Material to process >>
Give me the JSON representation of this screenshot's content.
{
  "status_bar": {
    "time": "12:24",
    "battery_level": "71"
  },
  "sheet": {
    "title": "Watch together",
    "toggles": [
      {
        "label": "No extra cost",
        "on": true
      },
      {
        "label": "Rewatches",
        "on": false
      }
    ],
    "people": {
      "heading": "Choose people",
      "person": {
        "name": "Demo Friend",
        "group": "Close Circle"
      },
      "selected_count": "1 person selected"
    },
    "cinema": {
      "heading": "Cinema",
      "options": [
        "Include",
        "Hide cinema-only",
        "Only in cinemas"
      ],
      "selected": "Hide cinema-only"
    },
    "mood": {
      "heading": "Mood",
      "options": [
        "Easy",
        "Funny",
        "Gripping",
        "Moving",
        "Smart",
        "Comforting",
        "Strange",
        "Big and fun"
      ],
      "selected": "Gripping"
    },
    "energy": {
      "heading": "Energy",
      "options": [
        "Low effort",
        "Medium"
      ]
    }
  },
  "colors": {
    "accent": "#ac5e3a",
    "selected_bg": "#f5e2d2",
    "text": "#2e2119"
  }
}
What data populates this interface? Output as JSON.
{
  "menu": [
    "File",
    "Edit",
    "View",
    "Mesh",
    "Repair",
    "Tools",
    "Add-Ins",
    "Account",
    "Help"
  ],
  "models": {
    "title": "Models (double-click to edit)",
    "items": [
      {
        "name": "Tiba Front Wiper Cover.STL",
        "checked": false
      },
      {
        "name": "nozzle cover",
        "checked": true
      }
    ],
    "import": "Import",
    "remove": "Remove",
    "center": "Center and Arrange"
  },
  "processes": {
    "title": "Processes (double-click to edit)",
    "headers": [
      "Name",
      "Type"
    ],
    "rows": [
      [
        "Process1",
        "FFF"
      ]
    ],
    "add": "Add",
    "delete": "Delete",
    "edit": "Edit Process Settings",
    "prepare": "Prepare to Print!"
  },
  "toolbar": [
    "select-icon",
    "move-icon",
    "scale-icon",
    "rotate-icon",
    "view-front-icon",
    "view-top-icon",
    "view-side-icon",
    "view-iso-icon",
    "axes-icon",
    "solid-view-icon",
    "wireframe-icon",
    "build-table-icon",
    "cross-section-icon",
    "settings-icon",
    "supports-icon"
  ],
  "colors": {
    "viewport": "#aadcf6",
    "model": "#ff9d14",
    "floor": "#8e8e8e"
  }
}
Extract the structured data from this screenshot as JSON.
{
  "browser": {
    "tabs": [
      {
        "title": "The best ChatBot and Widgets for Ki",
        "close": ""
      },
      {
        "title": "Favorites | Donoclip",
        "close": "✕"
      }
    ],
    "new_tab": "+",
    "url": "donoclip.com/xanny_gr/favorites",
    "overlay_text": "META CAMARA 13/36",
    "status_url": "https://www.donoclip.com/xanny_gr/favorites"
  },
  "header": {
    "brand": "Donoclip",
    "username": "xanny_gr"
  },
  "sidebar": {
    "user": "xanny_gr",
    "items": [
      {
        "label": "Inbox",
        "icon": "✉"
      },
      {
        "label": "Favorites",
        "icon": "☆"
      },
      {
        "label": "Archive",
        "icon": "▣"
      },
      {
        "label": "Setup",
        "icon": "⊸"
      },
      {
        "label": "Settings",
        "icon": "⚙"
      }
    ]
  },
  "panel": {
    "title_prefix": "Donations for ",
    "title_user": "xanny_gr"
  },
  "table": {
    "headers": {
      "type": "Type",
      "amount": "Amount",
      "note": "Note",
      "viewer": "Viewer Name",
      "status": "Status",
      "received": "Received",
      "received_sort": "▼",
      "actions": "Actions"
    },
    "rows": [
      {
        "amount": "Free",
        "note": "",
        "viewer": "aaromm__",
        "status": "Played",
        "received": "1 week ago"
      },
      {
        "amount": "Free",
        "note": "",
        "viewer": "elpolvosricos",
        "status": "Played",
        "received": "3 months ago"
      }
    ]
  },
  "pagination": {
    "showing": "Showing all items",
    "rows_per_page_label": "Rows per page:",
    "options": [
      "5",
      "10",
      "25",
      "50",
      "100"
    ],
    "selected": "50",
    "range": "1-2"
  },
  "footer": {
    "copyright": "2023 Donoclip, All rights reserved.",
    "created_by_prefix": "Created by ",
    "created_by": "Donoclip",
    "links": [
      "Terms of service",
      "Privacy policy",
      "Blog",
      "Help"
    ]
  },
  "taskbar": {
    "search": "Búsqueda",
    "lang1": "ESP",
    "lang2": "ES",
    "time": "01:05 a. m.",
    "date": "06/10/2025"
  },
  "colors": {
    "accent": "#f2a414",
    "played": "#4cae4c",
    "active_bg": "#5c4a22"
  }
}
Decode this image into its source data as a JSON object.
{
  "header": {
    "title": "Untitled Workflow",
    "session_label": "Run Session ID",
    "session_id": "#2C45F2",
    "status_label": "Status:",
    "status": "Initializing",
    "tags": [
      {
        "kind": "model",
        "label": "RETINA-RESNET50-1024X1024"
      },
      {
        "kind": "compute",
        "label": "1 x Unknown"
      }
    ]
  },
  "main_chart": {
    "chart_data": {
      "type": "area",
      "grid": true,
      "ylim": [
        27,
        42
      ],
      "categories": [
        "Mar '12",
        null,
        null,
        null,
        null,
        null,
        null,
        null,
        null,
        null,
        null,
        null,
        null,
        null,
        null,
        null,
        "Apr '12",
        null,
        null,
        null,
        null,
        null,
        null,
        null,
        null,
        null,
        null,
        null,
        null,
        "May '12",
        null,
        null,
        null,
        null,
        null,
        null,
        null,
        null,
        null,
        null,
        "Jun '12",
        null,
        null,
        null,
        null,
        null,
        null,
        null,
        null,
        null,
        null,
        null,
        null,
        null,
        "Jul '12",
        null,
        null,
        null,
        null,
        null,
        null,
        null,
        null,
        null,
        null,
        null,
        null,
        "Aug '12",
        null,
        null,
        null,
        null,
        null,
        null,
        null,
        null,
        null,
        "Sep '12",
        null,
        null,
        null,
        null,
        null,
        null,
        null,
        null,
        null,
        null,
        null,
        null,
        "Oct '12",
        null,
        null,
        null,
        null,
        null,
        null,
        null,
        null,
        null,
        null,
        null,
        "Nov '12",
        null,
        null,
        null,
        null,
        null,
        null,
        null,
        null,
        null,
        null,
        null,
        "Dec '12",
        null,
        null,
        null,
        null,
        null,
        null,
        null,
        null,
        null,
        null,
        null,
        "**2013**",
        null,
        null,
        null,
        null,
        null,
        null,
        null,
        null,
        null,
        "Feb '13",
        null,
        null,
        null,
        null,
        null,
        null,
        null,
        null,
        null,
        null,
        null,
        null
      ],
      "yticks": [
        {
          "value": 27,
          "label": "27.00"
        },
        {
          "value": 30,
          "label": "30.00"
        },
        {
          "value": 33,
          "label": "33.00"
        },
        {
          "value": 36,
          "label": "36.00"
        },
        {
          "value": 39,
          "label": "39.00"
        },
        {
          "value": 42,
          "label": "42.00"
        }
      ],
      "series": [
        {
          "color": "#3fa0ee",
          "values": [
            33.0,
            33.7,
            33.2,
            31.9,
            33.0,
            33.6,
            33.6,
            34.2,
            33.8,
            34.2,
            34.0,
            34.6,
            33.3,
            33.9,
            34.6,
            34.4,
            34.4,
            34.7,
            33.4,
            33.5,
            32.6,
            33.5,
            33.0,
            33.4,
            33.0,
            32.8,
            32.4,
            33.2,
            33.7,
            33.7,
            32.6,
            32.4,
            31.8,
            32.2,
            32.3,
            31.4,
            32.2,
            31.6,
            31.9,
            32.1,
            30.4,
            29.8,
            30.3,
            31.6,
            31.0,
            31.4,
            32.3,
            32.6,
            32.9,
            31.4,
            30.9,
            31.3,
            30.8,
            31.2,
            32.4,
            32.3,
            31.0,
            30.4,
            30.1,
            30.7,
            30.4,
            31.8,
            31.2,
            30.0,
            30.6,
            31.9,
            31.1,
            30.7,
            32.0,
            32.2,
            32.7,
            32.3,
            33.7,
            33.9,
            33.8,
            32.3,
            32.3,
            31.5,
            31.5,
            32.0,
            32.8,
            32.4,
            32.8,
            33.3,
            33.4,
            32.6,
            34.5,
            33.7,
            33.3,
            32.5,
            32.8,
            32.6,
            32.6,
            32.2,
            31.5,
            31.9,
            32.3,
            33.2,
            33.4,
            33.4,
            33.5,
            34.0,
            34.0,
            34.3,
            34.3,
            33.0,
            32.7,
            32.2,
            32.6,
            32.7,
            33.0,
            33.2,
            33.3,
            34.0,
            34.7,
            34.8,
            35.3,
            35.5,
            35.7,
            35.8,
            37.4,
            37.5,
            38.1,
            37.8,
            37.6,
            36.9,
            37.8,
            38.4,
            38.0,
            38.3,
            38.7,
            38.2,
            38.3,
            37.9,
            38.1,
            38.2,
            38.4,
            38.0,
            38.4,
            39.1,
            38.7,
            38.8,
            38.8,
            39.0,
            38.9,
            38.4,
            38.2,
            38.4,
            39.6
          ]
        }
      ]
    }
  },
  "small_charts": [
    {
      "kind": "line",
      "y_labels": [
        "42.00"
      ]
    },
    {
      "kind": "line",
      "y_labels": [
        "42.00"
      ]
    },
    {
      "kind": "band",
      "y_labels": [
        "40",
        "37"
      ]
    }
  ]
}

Given task >>
Check each line above for "this" and return the ones that have it.

Problem solution >>
Give me the JSON representation of this screenshot's content.
What data populates this interface? Output as JSON.
Extract the structured data from this screenshot as JSON.
Decode this image into its source data as a JSON object.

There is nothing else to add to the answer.